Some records
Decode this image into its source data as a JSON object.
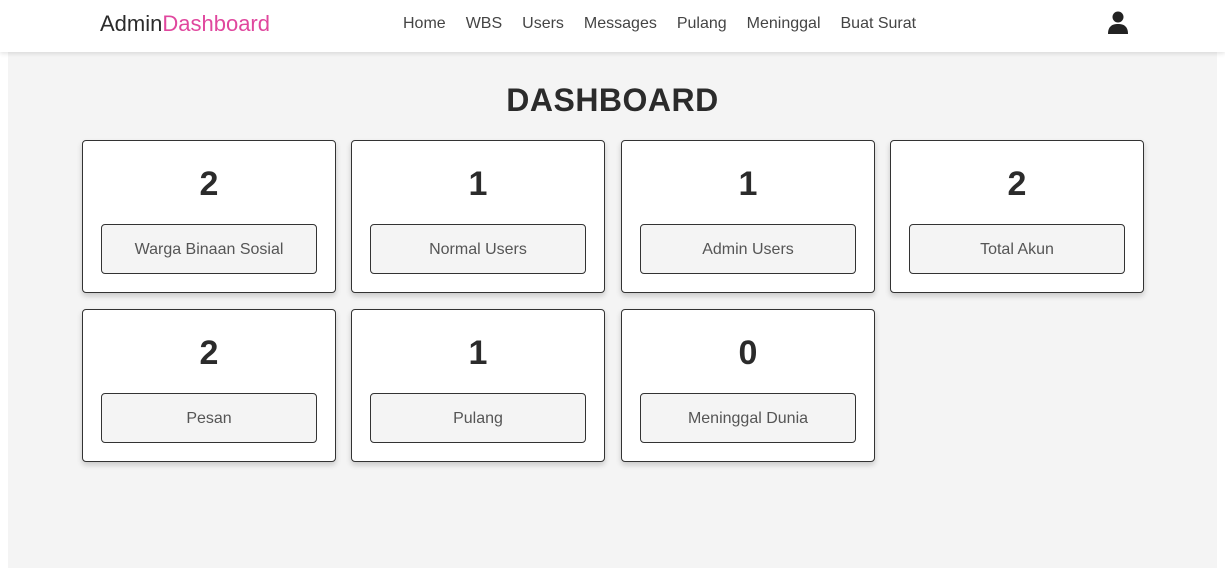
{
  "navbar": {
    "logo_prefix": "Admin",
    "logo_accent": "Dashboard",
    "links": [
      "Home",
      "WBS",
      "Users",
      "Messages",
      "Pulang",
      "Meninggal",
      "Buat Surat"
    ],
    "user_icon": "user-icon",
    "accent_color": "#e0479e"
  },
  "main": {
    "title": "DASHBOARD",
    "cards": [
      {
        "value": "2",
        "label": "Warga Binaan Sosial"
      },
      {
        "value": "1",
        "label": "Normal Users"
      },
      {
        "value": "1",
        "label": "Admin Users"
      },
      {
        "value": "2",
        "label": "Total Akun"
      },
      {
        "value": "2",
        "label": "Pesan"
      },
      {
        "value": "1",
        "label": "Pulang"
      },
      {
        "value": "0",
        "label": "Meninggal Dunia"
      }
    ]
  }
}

--

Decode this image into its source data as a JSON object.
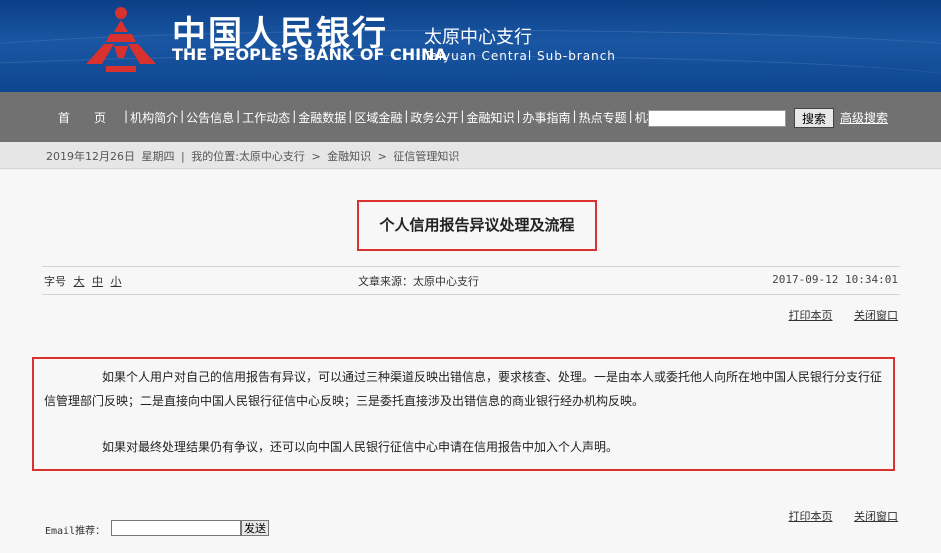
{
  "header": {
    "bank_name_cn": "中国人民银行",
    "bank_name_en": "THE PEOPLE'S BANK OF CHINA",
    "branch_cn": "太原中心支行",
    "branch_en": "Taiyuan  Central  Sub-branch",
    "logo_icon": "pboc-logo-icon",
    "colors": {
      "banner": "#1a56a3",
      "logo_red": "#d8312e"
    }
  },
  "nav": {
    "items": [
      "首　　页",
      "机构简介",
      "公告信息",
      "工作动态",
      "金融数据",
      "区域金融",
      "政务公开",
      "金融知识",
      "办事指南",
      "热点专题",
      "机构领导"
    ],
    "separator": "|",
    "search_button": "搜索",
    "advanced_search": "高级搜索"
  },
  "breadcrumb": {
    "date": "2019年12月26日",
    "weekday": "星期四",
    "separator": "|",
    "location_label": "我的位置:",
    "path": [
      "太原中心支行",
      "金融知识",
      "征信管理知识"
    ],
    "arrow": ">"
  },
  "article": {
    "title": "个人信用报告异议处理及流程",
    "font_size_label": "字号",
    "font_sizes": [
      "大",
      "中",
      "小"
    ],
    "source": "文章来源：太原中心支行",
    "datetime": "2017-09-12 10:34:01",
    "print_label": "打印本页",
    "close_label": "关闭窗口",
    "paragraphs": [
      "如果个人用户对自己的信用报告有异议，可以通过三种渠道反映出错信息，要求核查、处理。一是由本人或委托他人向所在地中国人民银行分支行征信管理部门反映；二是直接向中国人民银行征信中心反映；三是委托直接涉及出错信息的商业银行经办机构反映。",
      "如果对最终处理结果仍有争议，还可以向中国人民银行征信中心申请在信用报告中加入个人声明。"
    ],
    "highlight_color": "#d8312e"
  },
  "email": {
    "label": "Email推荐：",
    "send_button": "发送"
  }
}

--

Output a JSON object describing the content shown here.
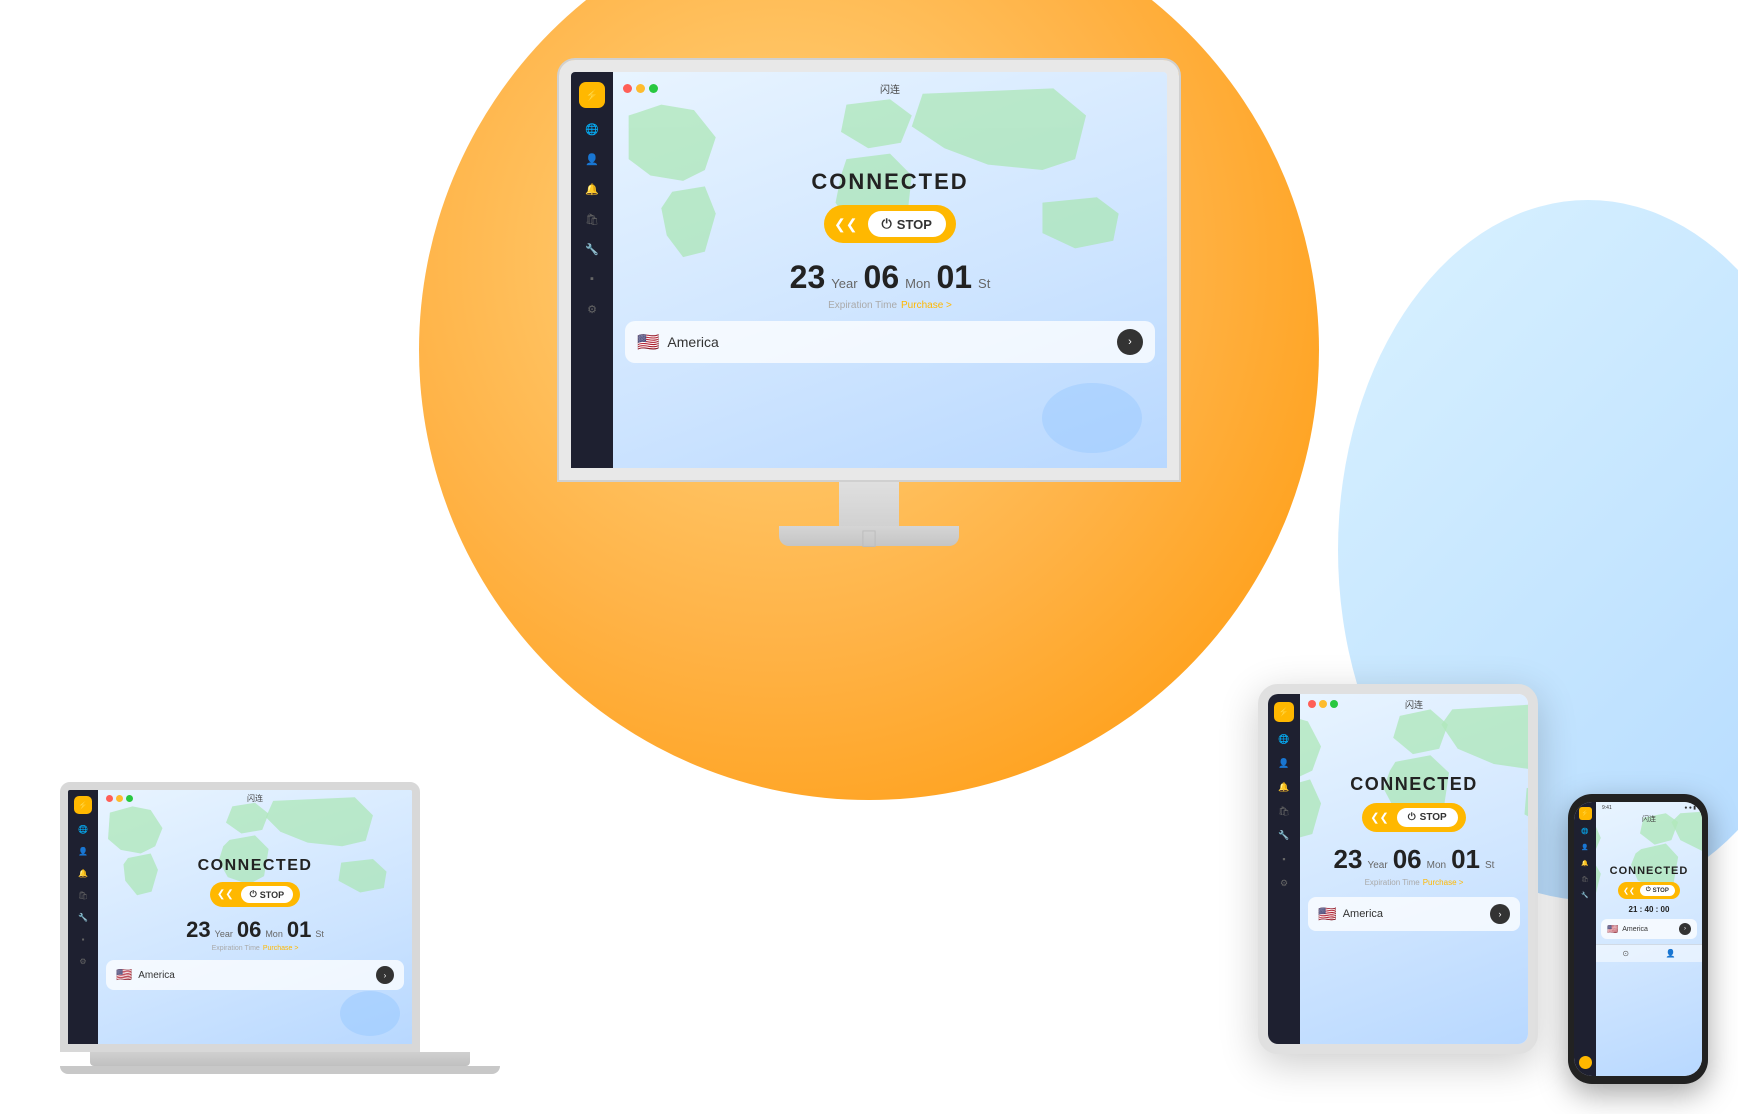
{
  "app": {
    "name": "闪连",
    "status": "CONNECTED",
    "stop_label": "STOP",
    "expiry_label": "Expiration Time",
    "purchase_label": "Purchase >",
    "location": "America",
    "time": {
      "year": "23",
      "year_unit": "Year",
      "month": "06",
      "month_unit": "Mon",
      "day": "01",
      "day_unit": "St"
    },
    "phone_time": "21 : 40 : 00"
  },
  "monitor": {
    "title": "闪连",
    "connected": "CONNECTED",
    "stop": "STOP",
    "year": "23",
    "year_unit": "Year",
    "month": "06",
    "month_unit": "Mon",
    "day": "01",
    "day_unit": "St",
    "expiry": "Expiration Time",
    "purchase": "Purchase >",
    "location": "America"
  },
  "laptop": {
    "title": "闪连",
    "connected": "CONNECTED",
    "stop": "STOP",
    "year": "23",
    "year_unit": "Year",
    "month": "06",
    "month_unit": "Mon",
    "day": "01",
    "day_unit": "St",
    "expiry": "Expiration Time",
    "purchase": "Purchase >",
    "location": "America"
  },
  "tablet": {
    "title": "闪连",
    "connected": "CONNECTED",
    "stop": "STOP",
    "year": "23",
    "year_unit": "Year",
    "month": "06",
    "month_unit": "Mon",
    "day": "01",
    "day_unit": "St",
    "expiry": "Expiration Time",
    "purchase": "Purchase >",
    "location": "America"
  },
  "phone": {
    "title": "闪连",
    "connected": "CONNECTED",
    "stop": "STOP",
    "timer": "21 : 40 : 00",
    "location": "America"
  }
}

=== TASK DIRECTIONS ===
Identify and copy the lines holding the word "Users".

=== TASK RESULT ===
      "Users",
        "label": "Normal Users"
        "label": "Admin Users"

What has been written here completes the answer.